--- Records shown ---
# # # #
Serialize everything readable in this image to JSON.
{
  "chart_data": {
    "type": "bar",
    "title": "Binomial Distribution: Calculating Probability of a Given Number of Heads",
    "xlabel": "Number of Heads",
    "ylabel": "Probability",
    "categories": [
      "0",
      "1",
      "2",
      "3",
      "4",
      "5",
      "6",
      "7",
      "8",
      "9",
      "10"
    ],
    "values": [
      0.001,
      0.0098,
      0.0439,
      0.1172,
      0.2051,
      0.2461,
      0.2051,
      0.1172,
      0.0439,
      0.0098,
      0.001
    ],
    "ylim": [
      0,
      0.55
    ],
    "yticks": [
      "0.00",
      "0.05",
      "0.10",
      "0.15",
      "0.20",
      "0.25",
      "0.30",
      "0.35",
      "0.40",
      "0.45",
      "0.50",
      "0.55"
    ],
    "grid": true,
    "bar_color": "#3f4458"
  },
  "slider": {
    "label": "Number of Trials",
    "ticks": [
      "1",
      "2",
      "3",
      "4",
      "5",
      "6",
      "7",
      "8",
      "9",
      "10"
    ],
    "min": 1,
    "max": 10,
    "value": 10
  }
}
# # # #
--- Work to be completed ---
Copy out each line of the data where the string "Number" appears.

--- Result of this task ---
    "title": "Binomial Distribution: Calculating Probability of a Given Number of Heads",
    "xlabel": "Number of Heads",
    "label": "Number of Trials",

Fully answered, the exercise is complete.